*What to work on:* Write out the records that appear below, verbatim and complete, but without pictures.

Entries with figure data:
━━━━
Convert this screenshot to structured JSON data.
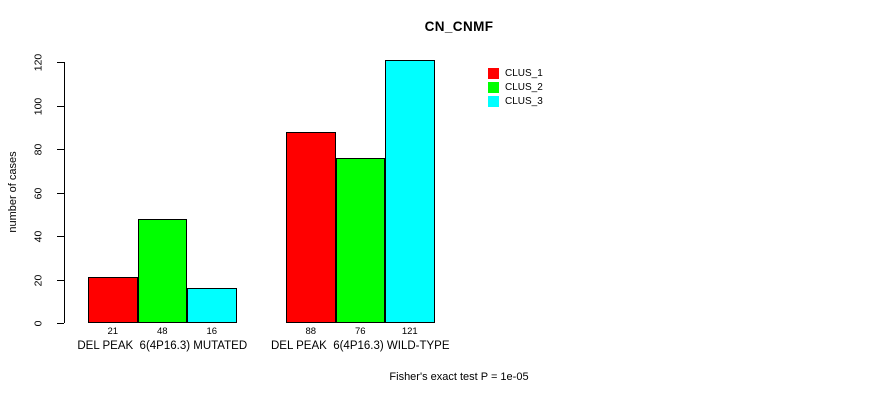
{
  "title": "CN_CNMF",
  "footer": "Fisher's exact test P = 1e-05",
  "colors": {
    "background": "#FFFFFF",
    "axis": "#000000",
    "bar_border": "#000000",
    "clus_1": "#FF0000",
    "clus_2": "#00FF00",
    "clus_3": "#00FFFF"
  },
  "chart_data": {
    "type": "bar",
    "title": "CN_CNMF",
    "xlabel": "",
    "ylabel": "number of cases",
    "ylim": [
      0,
      120
    ],
    "yticks": [
      0,
      20,
      40,
      60,
      80,
      100,
      120
    ],
    "grid": false,
    "legend_position": "top-right",
    "categories": [
      "DEL PEAK  6(4P16.3) MUTATED",
      "DEL PEAK  6(4P16.3) WILD-TYPE"
    ],
    "series": [
      {
        "name": "CLUS_1",
        "color": "#FF0000",
        "values": [
          21,
          88
        ]
      },
      {
        "name": "CLUS_2",
        "color": "#00FF00",
        "values": [
          48,
          76
        ]
      },
      {
        "name": "CLUS_3",
        "color": "#00FFFF",
        "values": [
          16,
          121
        ]
      }
    ],
    "bar_value_labels": [
      [
        21,
        48,
        16
      ],
      [
        88,
        76,
        121
      ]
    ],
    "annotation": "Fisher's exact test P = 1e-05"
  }
}
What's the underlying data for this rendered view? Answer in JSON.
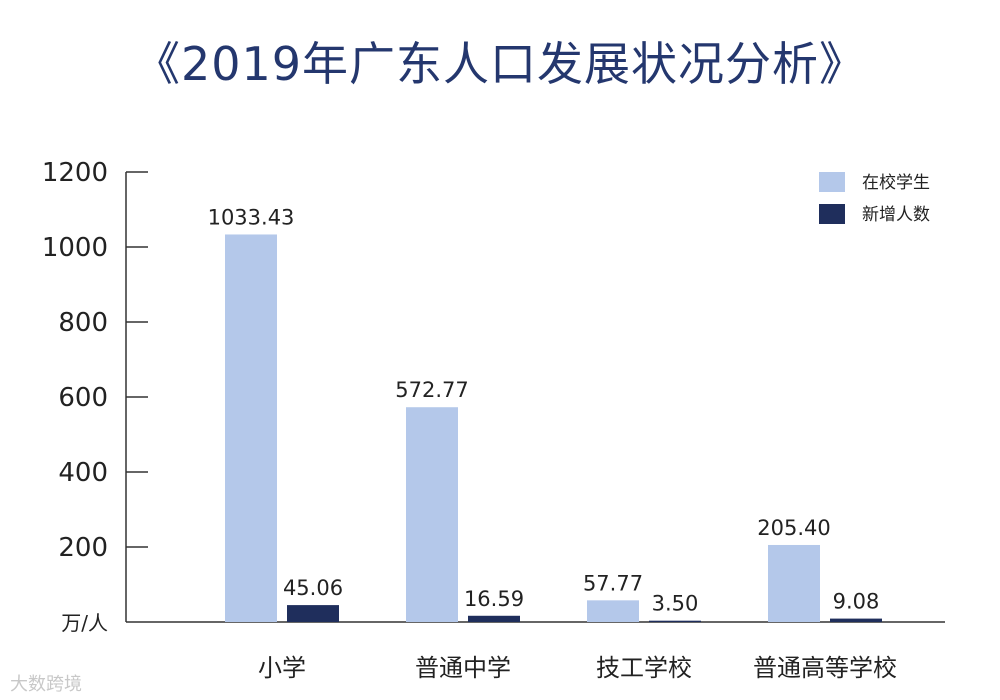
{
  "title": "《2019年广东人口发展状况分析》",
  "watermark": "大数跨境",
  "chart_data": {
    "type": "bar",
    "ylabel": "万/人",
    "ylim": [
      0,
      1200
    ],
    "yticks": [
      200,
      400,
      600,
      800,
      1000,
      1200
    ],
    "categories": [
      "小学",
      "普通中学",
      "技工学校",
      "普通高等学校"
    ],
    "series": [
      {
        "name": "在校学生",
        "color": "#b4c8ea",
        "values": [
          1033.43,
          572.77,
          57.77,
          205.4
        ],
        "labels": [
          "1033.43",
          "572.77",
          "57.77",
          "205.40"
        ]
      },
      {
        "name": "新增人数",
        "color": "#1f2e5c",
        "values": [
          45.06,
          16.59,
          3.5,
          9.08
        ],
        "labels": [
          "45.06",
          "16.59",
          "3.50",
          "9.08"
        ]
      }
    ],
    "legend": "top-right",
    "grid": false
  }
}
━━━━
*Solution below:*
Convert this screenshot to structured JSON data.
{
  "title": "CN_CNMF",
  "footer": "Fisher's exact test P = 1e-05",
  "colors": {
    "background": "#FFFFFF",
    "axis": "#000000",
    "bar_border": "#000000",
    "clus_1": "#FF0000",
    "clus_2": "#00FF00",
    "clus_3": "#00FFFF"
  },
  "chart_data": {
    "type": "bar",
    "title": "CN_CNMF",
    "xlabel": "",
    "ylabel": "number of cases",
    "ylim": [
      0,
      120
    ],
    "yticks": [
      0,
      20,
      40,
      60,
      80,
      100,
      120
    ],
    "grid": false,
    "legend_position": "top-right",
    "categories": [
      "DEL PEAK  6(4P16.3) MUTATED",
      "DEL PEAK  6(4P16.3) WILD-TYPE"
    ],
    "series": [
      {
        "name": "CLUS_1",
        "color": "#FF0000",
        "values": [
          21,
          88
        ]
      },
      {
        "name": "CLUS_2",
        "color": "#00FF00",
        "values": [
          48,
          76
        ]
      },
      {
        "name": "CLUS_3",
        "color": "#00FFFF",
        "values": [
          16,
          121
        ]
      }
    ],
    "bar_value_labels": [
      [
        21,
        48,
        16
      ],
      [
        88,
        76,
        121
      ]
    ],
    "annotation": "Fisher's exact test P = 1e-05"
  }
}
What's the underlying data for this rendered view? Answer in JSON.
{
  "title": "《2019年广东人口发展状况分析》",
  "watermark": "大数跨境",
  "chart_data": {
    "type": "bar",
    "ylabel": "万/人",
    "ylim": [
      0,
      1200
    ],
    "yticks": [
      200,
      400,
      600,
      800,
      1000,
      1200
    ],
    "categories": [
      "小学",
      "普通中学",
      "技工学校",
      "普通高等学校"
    ],
    "series": [
      {
        "name": "在校学生",
        "color": "#b4c8ea",
        "values": [
          1033.43,
          572.77,
          57.77,
          205.4
        ],
        "labels": [
          "1033.43",
          "572.77",
          "57.77",
          "205.40"
        ]
      },
      {
        "name": "新增人数",
        "color": "#1f2e5c",
        "values": [
          45.06,
          16.59,
          3.5,
          9.08
        ],
        "labels": [
          "45.06",
          "16.59",
          "3.50",
          "9.08"
        ]
      }
    ],
    "legend": "top-right",
    "grid": false
  }
}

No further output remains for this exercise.